AVAILABLE DATA:
▬▬▬▬▬▬

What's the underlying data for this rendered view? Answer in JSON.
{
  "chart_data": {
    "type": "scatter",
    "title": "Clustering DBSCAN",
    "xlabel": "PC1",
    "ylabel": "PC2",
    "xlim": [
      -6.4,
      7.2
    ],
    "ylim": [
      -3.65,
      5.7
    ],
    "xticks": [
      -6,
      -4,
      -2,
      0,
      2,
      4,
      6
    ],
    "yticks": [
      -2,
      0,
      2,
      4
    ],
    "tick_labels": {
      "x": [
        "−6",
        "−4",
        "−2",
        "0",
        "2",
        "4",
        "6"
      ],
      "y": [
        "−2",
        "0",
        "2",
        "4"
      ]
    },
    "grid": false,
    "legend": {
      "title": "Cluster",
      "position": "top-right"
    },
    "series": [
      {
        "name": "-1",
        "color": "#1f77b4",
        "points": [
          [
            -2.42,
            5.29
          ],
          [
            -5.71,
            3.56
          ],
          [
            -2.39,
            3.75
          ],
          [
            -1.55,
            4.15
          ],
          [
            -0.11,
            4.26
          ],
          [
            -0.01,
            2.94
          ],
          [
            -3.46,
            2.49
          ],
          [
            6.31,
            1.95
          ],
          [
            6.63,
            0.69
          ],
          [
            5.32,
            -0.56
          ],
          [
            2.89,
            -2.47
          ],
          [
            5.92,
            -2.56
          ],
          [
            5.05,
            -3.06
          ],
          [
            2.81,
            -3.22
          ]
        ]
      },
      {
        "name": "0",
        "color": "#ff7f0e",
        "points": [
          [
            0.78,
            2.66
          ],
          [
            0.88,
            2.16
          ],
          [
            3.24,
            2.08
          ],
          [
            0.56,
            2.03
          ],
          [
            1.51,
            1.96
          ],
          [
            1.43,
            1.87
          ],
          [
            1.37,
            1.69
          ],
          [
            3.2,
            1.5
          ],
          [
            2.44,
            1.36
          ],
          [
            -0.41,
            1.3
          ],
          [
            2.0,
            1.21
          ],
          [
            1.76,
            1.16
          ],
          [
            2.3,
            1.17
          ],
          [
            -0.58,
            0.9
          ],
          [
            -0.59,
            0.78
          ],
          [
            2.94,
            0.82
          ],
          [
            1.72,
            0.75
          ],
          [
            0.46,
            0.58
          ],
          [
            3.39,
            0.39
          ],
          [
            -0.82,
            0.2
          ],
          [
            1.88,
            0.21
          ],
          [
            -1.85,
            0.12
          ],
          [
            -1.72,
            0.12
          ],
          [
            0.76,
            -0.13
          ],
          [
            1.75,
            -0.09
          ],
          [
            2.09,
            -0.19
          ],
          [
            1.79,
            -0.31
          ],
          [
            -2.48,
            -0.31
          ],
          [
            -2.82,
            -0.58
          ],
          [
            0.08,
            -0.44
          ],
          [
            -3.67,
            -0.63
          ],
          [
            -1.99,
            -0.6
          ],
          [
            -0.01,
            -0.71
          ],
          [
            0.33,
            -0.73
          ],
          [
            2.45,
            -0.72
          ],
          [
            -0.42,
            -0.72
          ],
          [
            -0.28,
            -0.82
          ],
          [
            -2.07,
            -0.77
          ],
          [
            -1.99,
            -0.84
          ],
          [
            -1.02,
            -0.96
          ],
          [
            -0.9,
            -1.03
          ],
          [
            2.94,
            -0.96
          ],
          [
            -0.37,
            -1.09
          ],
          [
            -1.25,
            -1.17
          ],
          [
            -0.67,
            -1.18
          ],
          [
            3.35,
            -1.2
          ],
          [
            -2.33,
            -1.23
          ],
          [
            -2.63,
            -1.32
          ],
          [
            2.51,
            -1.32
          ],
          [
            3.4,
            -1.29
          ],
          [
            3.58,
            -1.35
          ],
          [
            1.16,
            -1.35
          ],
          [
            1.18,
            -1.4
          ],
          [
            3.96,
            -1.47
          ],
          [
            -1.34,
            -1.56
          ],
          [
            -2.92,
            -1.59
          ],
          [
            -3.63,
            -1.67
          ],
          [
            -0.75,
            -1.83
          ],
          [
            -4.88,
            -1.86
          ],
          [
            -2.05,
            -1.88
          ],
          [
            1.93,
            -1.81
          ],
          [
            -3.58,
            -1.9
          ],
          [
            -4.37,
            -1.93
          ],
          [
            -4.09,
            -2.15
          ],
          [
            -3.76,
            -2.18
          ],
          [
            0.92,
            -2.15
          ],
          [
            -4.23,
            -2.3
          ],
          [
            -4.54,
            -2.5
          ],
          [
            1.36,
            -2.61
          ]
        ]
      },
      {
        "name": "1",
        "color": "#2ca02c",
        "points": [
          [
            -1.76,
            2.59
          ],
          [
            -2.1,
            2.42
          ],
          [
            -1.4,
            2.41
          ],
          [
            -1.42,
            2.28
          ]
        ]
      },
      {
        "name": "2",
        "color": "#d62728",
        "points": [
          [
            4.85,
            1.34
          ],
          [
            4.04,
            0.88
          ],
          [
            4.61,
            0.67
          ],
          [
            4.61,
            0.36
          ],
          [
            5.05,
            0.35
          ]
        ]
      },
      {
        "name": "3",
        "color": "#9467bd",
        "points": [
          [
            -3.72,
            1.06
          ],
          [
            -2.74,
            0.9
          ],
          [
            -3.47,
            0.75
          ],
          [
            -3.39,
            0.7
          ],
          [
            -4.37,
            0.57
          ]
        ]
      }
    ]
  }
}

▬▬▬▬▬▬

OBJECTIVE:
Print the material above once more, exactly.

OUTPUT FOR THIS EXERCISE:
What's the underlying data for this rendered view? Answer in JSON.
{
  "chart_data": {
    "type": "scatter",
    "title": "Clustering DBSCAN",
    "xlabel": "PC1",
    "ylabel": "PC2",
    "xlim": [
      -6.4,
      7.2
    ],
    "ylim": [
      -3.65,
      5.7
    ],
    "xticks": [
      -6,
      -4,
      -2,
      0,
      2,
      4,
      6
    ],
    "yticks": [
      -2,
      0,
      2,
      4
    ],
    "tick_labels": {
      "x": [
        "−6",
        "−4",
        "−2",
        "0",
        "2",
        "4",
        "6"
      ],
      "y": [
        "−2",
        "0",
        "2",
        "4"
      ]
    },
    "grid": false,
    "legend": {
      "title": "Cluster",
      "position": "top-right"
    },
    "series": [
      {
        "name": "-1",
        "color": "#1f77b4",
        "points": [
          [
            -2.42,
            5.29
          ],
          [
            -5.71,
            3.56
          ],
          [
            -2.39,
            3.75
          ],
          [
            -1.55,
            4.15
          ],
          [
            -0.11,
            4.26
          ],
          [
            -0.01,
            2.94
          ],
          [
            -3.46,
            2.49
          ],
          [
            6.31,
            1.95
          ],
          [
            6.63,
            0.69
          ],
          [
            5.32,
            -0.56
          ],
          [
            2.89,
            -2.47
          ],
          [
            5.92,
            -2.56
          ],
          [
            5.05,
            -3.06
          ],
          [
            2.81,
            -3.22
          ]
        ]
      },
      {
        "name": "0",
        "color": "#ff7f0e",
        "points": [
          [
            0.78,
            2.66
          ],
          [
            0.88,
            2.16
          ],
          [
            3.24,
            2.08
          ],
          [
            0.56,
            2.03
          ],
          [
            1.51,
            1.96
          ],
          [
            1.43,
            1.87
          ],
          [
            1.37,
            1.69
          ],
          [
            3.2,
            1.5
          ],
          [
            2.44,
            1.36
          ],
          [
            -0.41,
            1.3
          ],
          [
            2.0,
            1.21
          ],
          [
            1.76,
            1.16
          ],
          [
            2.3,
            1.17
          ],
          [
            -0.58,
            0.9
          ],
          [
            -0.59,
            0.78
          ],
          [
            2.94,
            0.82
          ],
          [
            1.72,
            0.75
          ],
          [
            0.46,
            0.58
          ],
          [
            3.39,
            0.39
          ],
          [
            -0.82,
            0.2
          ],
          [
            1.88,
            0.21
          ],
          [
            -1.85,
            0.12
          ],
          [
            -1.72,
            0.12
          ],
          [
            0.76,
            -0.13
          ],
          [
            1.75,
            -0.09
          ],
          [
            2.09,
            -0.19
          ],
          [
            1.79,
            -0.31
          ],
          [
            -2.48,
            -0.31
          ],
          [
            -2.82,
            -0.58
          ],
          [
            0.08,
            -0.44
          ],
          [
            -3.67,
            -0.63
          ],
          [
            -1.99,
            -0.6
          ],
          [
            -0.01,
            -0.71
          ],
          [
            0.33,
            -0.73
          ],
          [
            2.45,
            -0.72
          ],
          [
            -0.42,
            -0.72
          ],
          [
            -0.28,
            -0.82
          ],
          [
            -2.07,
            -0.77
          ],
          [
            -1.99,
            -0.84
          ],
          [
            -1.02,
            -0.96
          ],
          [
            -0.9,
            -1.03
          ],
          [
            2.94,
            -0.96
          ],
          [
            -0.37,
            -1.09
          ],
          [
            -1.25,
            -1.17
          ],
          [
            -0.67,
            -1.18
          ],
          [
            3.35,
            -1.2
          ],
          [
            -2.33,
            -1.23
          ],
          [
            -2.63,
            -1.32
          ],
          [
            2.51,
            -1.32
          ],
          [
            3.4,
            -1.29
          ],
          [
            3.58,
            -1.35
          ],
          [
            1.16,
            -1.35
          ],
          [
            1.18,
            -1.4
          ],
          [
            3.96,
            -1.47
          ],
          [
            -1.34,
            -1.56
          ],
          [
            -2.92,
            -1.59
          ],
          [
            -3.63,
            -1.67
          ],
          [
            -0.75,
            -1.83
          ],
          [
            -4.88,
            -1.86
          ],
          [
            -2.05,
            -1.88
          ],
          [
            1.93,
            -1.81
          ],
          [
            -3.58,
            -1.9
          ],
          [
            -4.37,
            -1.93
          ],
          [
            -4.09,
            -2.15
          ],
          [
            -3.76,
            -2.18
          ],
          [
            0.92,
            -2.15
          ],
          [
            -4.23,
            -2.3
          ],
          [
            -4.54,
            -2.5
          ],
          [
            1.36,
            -2.61
          ]
        ]
      },
      {
        "name": "1",
        "color": "#2ca02c",
        "points": [
          [
            -1.76,
            2.59
          ],
          [
            -2.1,
            2.42
          ],
          [
            -1.4,
            2.41
          ],
          [
            -1.42,
            2.28
          ]
        ]
      },
      {
        "name": "2",
        "color": "#d62728",
        "points": [
          [
            4.85,
            1.34
          ],
          [
            4.04,
            0.88
          ],
          [
            4.61,
            0.67
          ],
          [
            4.61,
            0.36
          ],
          [
            5.05,
            0.35
          ]
        ]
      },
      {
        "name": "3",
        "color": "#9467bd",
        "points": [
          [
            -3.72,
            1.06
          ],
          [
            -2.74,
            0.9
          ],
          [
            -3.47,
            0.75
          ],
          [
            -3.39,
            0.7
          ],
          [
            -4.37,
            0.57
          ]
        ]
      }
    ]
  }
}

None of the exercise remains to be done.